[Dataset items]

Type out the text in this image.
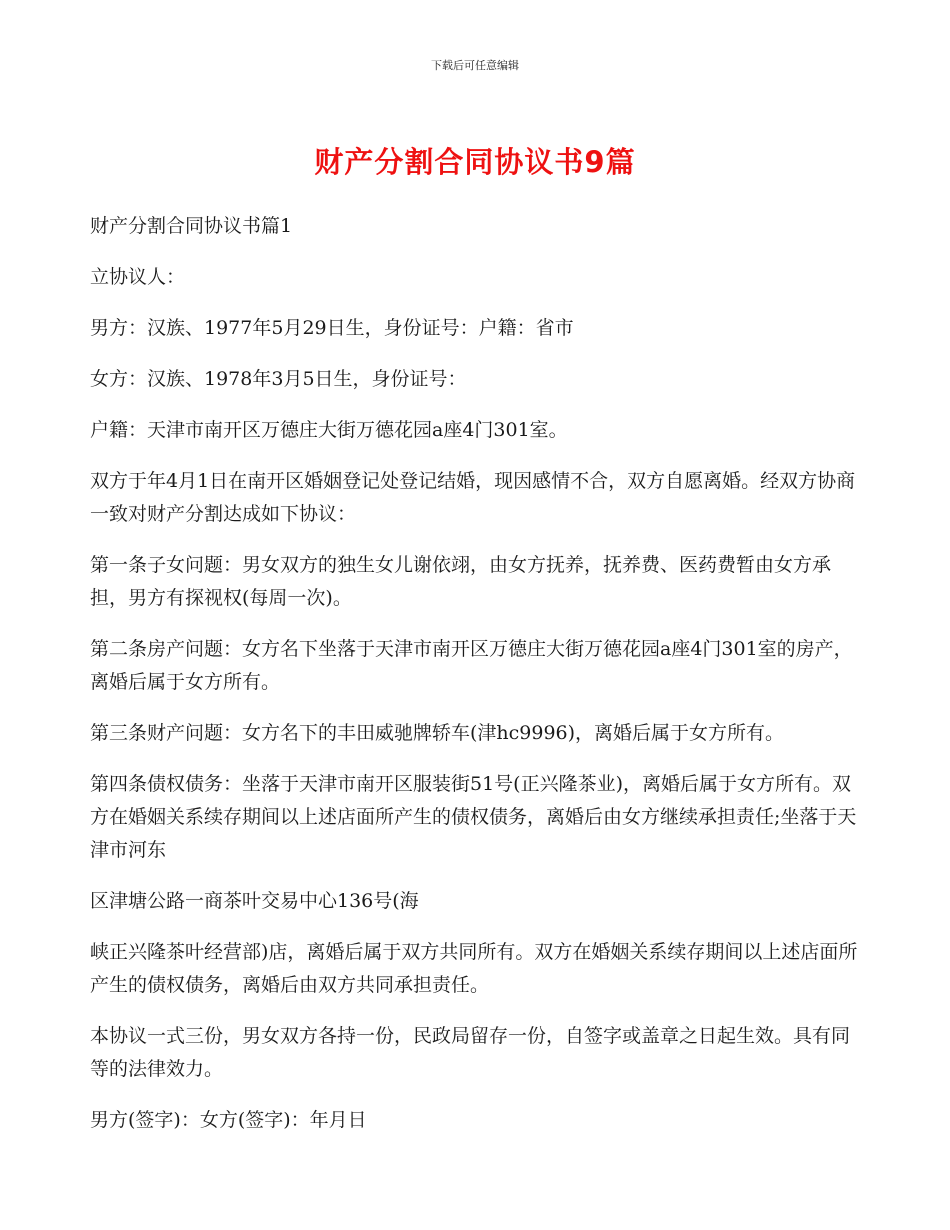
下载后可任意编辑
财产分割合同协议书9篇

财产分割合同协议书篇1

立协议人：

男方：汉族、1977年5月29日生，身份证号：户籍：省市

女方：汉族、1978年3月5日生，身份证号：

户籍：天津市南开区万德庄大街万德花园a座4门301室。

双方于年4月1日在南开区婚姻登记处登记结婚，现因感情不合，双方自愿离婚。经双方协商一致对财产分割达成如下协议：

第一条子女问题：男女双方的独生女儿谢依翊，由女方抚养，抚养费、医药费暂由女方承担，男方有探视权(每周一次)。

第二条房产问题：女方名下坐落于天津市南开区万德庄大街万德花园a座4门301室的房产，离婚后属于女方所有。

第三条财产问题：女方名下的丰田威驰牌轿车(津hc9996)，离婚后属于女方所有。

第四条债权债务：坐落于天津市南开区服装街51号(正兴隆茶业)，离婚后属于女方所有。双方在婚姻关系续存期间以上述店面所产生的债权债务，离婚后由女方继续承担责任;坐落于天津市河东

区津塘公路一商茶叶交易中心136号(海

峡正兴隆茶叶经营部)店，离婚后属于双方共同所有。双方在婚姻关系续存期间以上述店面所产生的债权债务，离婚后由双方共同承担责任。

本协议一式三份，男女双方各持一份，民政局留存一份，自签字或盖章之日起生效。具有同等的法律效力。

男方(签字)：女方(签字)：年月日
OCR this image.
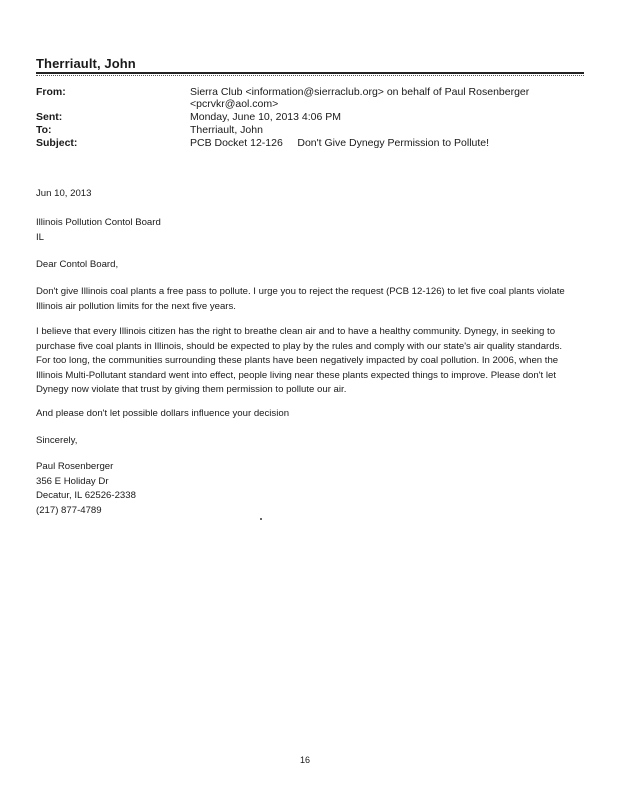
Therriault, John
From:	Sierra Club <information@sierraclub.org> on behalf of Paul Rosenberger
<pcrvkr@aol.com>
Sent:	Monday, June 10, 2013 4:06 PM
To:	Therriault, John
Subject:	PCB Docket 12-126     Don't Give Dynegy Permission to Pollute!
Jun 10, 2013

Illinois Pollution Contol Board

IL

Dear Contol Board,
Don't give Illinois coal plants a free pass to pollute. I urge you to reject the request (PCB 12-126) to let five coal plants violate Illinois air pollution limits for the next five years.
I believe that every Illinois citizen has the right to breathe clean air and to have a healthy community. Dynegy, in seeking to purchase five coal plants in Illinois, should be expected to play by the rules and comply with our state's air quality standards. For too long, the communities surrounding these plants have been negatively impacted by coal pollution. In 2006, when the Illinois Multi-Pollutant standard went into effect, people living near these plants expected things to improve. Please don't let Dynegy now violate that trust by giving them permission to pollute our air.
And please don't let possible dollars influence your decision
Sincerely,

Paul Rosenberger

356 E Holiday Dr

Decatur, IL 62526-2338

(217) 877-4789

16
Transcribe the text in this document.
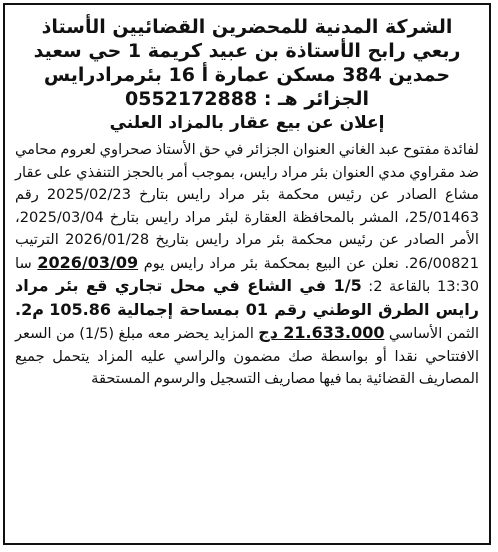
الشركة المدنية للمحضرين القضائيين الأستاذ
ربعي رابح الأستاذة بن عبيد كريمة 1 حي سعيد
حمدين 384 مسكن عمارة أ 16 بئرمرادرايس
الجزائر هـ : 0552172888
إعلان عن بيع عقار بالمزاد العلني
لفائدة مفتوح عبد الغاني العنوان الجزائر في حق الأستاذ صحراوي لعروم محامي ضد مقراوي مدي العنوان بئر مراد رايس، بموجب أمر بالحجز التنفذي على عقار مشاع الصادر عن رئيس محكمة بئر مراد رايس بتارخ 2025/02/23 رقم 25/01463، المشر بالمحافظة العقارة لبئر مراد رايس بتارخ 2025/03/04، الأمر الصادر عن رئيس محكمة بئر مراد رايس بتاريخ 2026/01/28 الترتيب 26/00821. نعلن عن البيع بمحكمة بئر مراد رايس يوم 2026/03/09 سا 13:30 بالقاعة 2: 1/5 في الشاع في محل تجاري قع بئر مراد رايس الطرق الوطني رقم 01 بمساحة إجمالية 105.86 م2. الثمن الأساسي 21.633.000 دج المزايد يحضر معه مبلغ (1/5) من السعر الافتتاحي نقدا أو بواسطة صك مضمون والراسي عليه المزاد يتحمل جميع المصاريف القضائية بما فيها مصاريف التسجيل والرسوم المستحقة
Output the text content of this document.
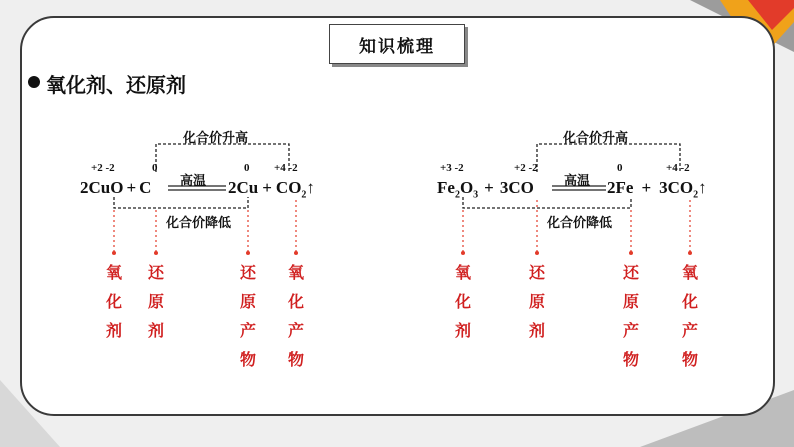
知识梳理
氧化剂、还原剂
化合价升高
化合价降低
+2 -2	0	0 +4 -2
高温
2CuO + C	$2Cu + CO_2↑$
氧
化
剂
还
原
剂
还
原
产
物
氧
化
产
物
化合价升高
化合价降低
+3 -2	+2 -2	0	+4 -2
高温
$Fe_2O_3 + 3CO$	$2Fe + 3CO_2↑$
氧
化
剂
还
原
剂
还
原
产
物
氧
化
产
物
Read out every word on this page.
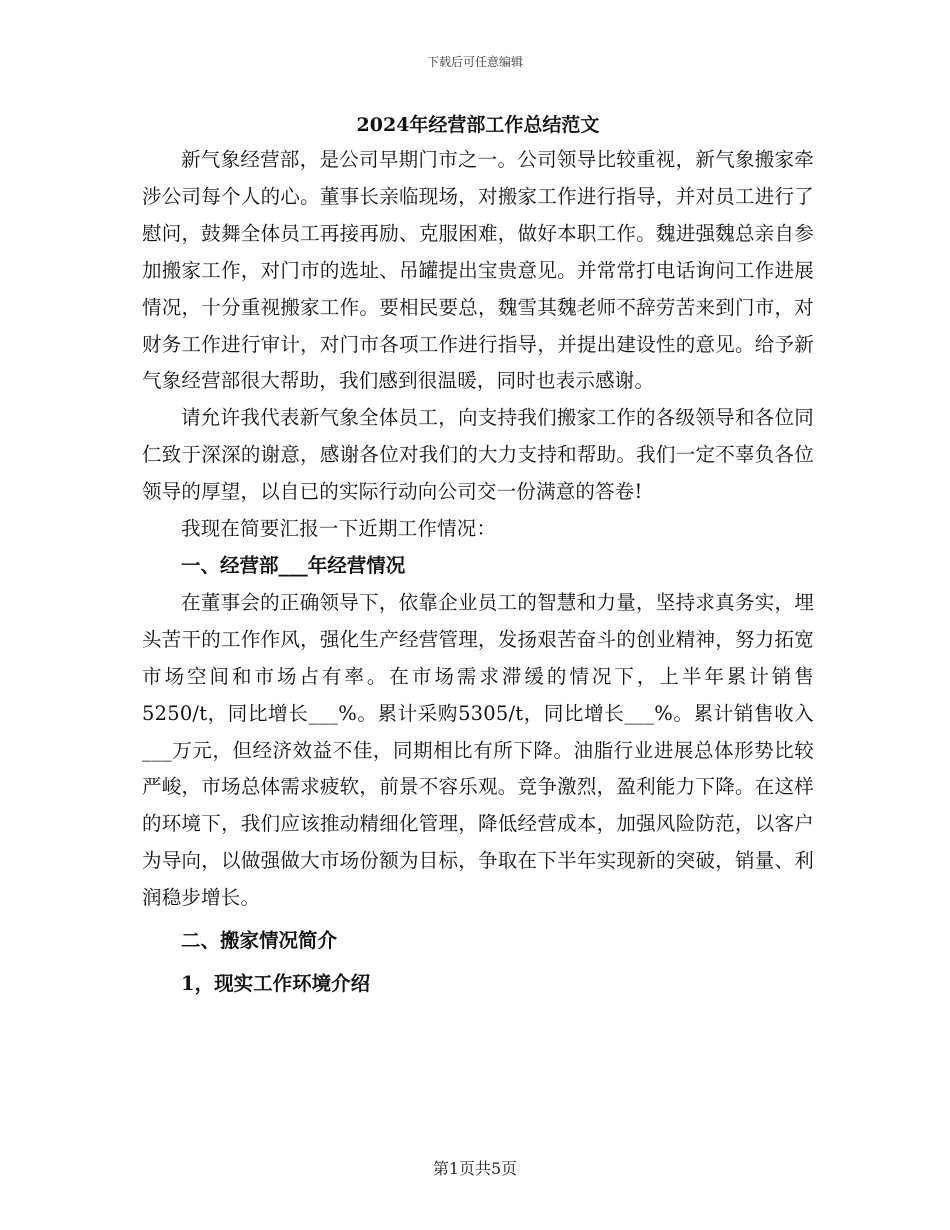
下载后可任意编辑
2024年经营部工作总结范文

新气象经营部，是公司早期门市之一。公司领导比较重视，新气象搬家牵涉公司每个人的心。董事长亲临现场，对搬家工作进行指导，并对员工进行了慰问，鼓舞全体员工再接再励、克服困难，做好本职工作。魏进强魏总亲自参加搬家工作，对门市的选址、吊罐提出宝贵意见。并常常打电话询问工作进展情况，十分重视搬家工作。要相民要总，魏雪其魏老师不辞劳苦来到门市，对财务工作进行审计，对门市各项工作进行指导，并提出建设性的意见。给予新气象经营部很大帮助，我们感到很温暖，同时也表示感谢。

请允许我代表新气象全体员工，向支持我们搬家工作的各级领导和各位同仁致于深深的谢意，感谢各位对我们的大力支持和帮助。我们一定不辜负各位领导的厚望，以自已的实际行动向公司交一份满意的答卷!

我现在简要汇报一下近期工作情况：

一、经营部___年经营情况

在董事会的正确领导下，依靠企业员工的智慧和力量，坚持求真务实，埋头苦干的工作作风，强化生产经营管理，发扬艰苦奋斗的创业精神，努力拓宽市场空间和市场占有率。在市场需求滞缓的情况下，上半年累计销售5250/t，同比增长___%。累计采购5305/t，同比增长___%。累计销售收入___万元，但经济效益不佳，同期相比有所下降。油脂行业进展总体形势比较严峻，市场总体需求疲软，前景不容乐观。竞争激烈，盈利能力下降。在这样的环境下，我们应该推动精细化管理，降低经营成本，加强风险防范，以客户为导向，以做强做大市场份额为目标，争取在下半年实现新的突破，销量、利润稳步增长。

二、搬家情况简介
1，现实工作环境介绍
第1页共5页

* Exercise details *
In the entries above, count each line holding "every" and report the total and nothing more.

* The completed task *
2